Data for the task start
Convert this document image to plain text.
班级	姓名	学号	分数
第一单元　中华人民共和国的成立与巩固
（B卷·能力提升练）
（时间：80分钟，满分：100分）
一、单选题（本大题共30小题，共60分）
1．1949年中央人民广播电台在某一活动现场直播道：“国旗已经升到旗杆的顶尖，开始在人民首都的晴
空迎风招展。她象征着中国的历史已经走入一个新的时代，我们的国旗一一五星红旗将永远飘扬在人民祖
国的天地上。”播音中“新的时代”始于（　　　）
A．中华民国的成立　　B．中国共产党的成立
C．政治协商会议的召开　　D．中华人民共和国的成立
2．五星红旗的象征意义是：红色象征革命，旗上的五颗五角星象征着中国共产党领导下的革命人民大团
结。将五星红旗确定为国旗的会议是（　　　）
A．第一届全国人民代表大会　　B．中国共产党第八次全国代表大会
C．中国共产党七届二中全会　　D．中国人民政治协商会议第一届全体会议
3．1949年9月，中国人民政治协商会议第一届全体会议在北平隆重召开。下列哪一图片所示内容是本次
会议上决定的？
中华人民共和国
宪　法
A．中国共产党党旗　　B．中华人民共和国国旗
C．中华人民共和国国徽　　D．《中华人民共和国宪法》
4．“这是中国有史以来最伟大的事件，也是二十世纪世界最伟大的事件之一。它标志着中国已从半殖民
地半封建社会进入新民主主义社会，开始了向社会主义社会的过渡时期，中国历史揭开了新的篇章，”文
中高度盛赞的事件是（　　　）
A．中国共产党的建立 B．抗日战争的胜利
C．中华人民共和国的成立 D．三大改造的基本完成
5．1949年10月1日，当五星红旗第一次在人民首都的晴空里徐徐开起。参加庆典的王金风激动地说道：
Data for the task end
Data for the task start
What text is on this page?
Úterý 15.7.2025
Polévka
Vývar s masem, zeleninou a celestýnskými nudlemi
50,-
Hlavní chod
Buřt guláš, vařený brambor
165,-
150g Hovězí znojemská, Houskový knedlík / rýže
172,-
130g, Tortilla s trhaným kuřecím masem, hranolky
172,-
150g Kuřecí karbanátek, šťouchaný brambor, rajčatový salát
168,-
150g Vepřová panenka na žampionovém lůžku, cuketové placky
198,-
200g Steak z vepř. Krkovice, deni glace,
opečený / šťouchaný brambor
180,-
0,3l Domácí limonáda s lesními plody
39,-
Data for the task end
Short exercise: In the entries above, find each line with the string "masem" and copy it.

Exercise output:
Vývar s masem, zeleninou a celestýnskými nudlemi
130g, Tortilla s trhaným kuřecím masem, hranolky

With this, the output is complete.